What you have to do:
Transcribe all the entries word for word, skipping the pictures.

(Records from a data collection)
────────────────────

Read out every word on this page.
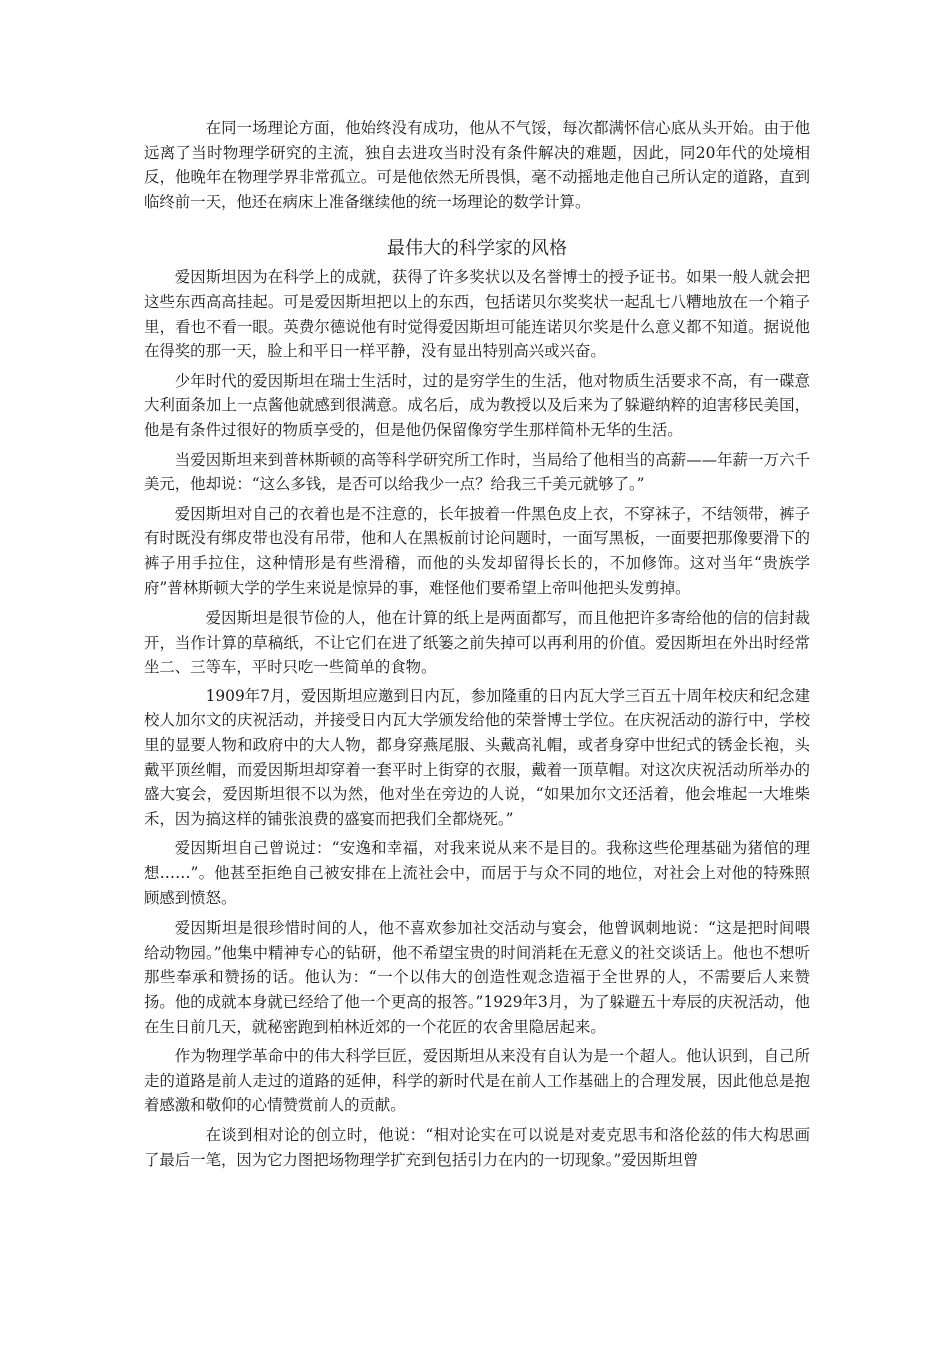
在同一场理论方面，他始终没有成功，他从不气馁，每次都满怀信心底从头开始。由于他远离了当时物理学研究的主流，独自去进攻当时没有条件解决的难题，因此，同20年代的处境相反，他晚年在物理学界非常孤立。可是他依然无所畏惧，毫不动摇地走他自己所认定的道路，直到临终前一天，他还在病床上准备继续他的统一场理论的数学计算。

最伟大的科学家的风格

爱因斯坦因为在科学上的成就，获得了许多奖状以及名誉博士的授予证书。如果一般人就会把这些东西高高挂起。可是爱因斯坦把以上的东西，包括诺贝尔奖奖状一起乱七八糟地放在一个箱子里，看也不看一眼。英费尔德说他有时觉得爱因斯坦可能连诺贝尔奖是什么意义都不知道。据说他在得奖的那一天，脸上和平日一样平静，没有显出特别高兴或兴奋。

少年时代的爱因斯坦在瑞士生活时，过的是穷学生的生活，他对物质生活要求不高，有一碟意大利面条加上一点酱他就感到很满意。成名后，成为教授以及后来为了躲避纳粹的迫害移民美国，他是有条件过很好的物质享受的，但是他仍保留像穷学生那样简朴无华的生活。

当爱因斯坦来到普林斯顿的高等科学研究所工作时，当局给了他相当的高薪——年薪一万六千美元，他却说：“这么多钱，是否可以给我少一点？给我三千美元就够了。”

爱因斯坦对自己的衣着也是不注意的，长年披着一件黑色皮上衣，不穿袜子，不结领带，裤子有时既没有绑皮带也没有吊带，他和人在黑板前讨论问题时，一面写黑板，一面要把那像要滑下的裤子用手拉住，这种情形是有些滑稽，而他的头发却留得长长的，不加修饰。这对当年“贵族学府”普林斯顿大学的学生来说是惊异的事，难怪他们要希望上帝叫他把头发剪掉。

爱因斯坦是很节俭的人，他在计算的纸上是两面都写，而且他把许多寄给他的信的信封裁开，当作计算的草稿纸，不让它们在进了纸篓之前失掉可以再利用的价值。爱因斯坦在外出时经常坐二、三等车，平时只吃一些简单的食物。

1909年7月，爱因斯坦应邀到日内瓦，参加隆重的日内瓦大学三百五十周年校庆和纪念建校人加尔文的庆祝活动，并接受日内瓦大学颁发给他的荣誉博士学位。在庆祝活动的游行中，学校里的显要人物和政府中的大人物，都身穿燕尾服、头戴高礼帽，或者身穿中世纪式的锈金长袍，头戴平顶丝帽，而爱因斯坦却穿着一套平时上街穿的衣服，戴着一顶草帽。对这次庆祝活动所举办的盛大宴会，爱因斯坦很不以为然，他对坐在旁边的人说，“如果加尔文还活着，他会堆起一大堆柴禾，因为搞这样的铺张浪费的盛宴而把我们全都烧死。”

爱因斯坦自己曾说过：“安逸和幸福，对我来说从来不是目的。我称这些伦理基础为猪倌的理想……”。他甚至拒绝自己被安排在上流社会中，而居于与众不同的地位，对社会上对他的特殊照顾感到愤怒。

爱因斯坦是很珍惜时间的人，他不喜欢参加社交活动与宴会，他曾讽刺地说：“这是把时间喂给动物园。”他集中精神专心的钻研，他不希望宝贵的时间消耗在无意义的社交谈话上。他也不想听那些奉承和赞扬的话。他认为：“一个以伟大的创造性观念造福于全世界的人，不需要后人来赞扬。他的成就本身就已经给了他一个更高的报答。”1929年3月，为了躲避五十寿辰的庆祝活动，他在生日前几天，就秘密跑到柏林近郊的一个花匠的农舍里隐居起来。

作为物理学革命中的伟大科学巨匠，爱因斯坦从来没有自认为是一个超人。他认识到，自己所走的道路是前人走过的道路的延伸，科学的新时代是在前人工作基础上的合理发展，因此他总是抱着感激和敬仰的心情赞赏前人的贡献。

在谈到相对论的创立时，他说：“相对论实在可以说是对麦克思韦和洛伦兹的伟大构思画了最后一笔，因为它力图把场物理学扩充到包括引力在内的一切现象。”爱因斯坦曾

────────────────────

Solution:
Read out every word on this page.
在同一场理论方面，他始终没有成功，他从不气馁，每次都满怀信心底从头开始。由于他远离了当时物理学研究的主流，独自去进攻当时没有条件解决的难题，因此，同20年代的处境相反，他晚年在物理学界非常孤立。可是他依然无所畏惧，毫不动摇地走他自己所认定的道路，直到临终前一天，他还在病床上准备继续他的统一场理论的数学计算。

最伟大的科学家的风格

爱因斯坦因为在科学上的成就，获得了许多奖状以及名誉博士的授予证书。如果一般人就会把这些东西高高挂起。可是爱因斯坦把以上的东西，包括诺贝尔奖奖状一起乱七八糟地放在一个箱子里，看也不看一眼。英费尔德说他有时觉得爱因斯坦可能连诺贝尔奖是什么意义都不知道。据说他在得奖的那一天，脸上和平日一样平静，没有显出特别高兴或兴奋。

少年时代的爱因斯坦在瑞士生活时，过的是穷学生的生活，他对物质生活要求不高，有一碟意大利面条加上一点酱他就感到很满意。成名后，成为教授以及后来为了躲避纳粹的迫害移民美国，他是有条件过很好的物质享受的，但是他仍保留像穷学生那样简朴无华的生活。

当爱因斯坦来到普林斯顿的高等科学研究所工作时，当局给了他相当的高薪——年薪一万六千美元，他却说：“这么多钱，是否可以给我少一点？给我三千美元就够了。”

爱因斯坦对自己的衣着也是不注意的，长年披着一件黑色皮上衣，不穿袜子，不结领带，裤子有时既没有绑皮带也没有吊带，他和人在黑板前讨论问题时，一面写黑板，一面要把那像要滑下的裤子用手拉住，这种情形是有些滑稽，而他的头发却留得长长的，不加修饰。这对当年“贵族学府”普林斯顿大学的学生来说是惊异的事，难怪他们要希望上帝叫他把头发剪掉。

爱因斯坦是很节俭的人，他在计算的纸上是两面都写，而且他把许多寄给他的信的信封裁开，当作计算的草稿纸，不让它们在进了纸篓之前失掉可以再利用的价值。爱因斯坦在外出时经常坐二、三等车，平时只吃一些简单的食物。

1909年7月，爱因斯坦应邀到日内瓦，参加隆重的日内瓦大学三百五十周年校庆和纪念建校人加尔文的庆祝活动，并接受日内瓦大学颁发给他的荣誉博士学位。在庆祝活动的游行中，学校里的显要人物和政府中的大人物，都身穿燕尾服、头戴高礼帽，或者身穿中世纪式的锈金长袍，头戴平顶丝帽，而爱因斯坦却穿着一套平时上街穿的衣服，戴着一顶草帽。对这次庆祝活动所举办的盛大宴会，爱因斯坦很不以为然，他对坐在旁边的人说，“如果加尔文还活着，他会堆起一大堆柴禾，因为搞这样的铺张浪费的盛宴而把我们全都烧死。”

爱因斯坦自己曾说过：“安逸和幸福，对我来说从来不是目的。我称这些伦理基础为猪倌的理想……”。他甚至拒绝自己被安排在上流社会中，而居于与众不同的地位，对社会上对他的特殊照顾感到愤怒。

爱因斯坦是很珍惜时间的人，他不喜欢参加社交活动与宴会，他曾讽刺地说：“这是把时间喂给动物园。”他集中精神专心的钻研，他不希望宝贵的时间消耗在无意义的社交谈话上。他也不想听那些奉承和赞扬的话。他认为：“一个以伟大的创造性观念造福于全世界的人，不需要后人来赞扬。他的成就本身就已经给了他一个更高的报答。”1929年3月，为了躲避五十寿辰的庆祝活动，他在生日前几天，就秘密跑到柏林近郊的一个花匠的农舍里隐居起来。

作为物理学革命中的伟大科学巨匠，爱因斯坦从来没有自认为是一个超人。他认识到，自己所走的道路是前人走过的道路的延伸，科学的新时代是在前人工作基础上的合理发展，因此他总是抱着感激和敬仰的心情赞赏前人的贡献。

在谈到相对论的创立时，他说：“相对论实在可以说是对麦克思韦和洛伦兹的伟大构思画了最后一笔，因为它力图把场物理学扩充到包括引力在内的一切现象。”爱因斯坦曾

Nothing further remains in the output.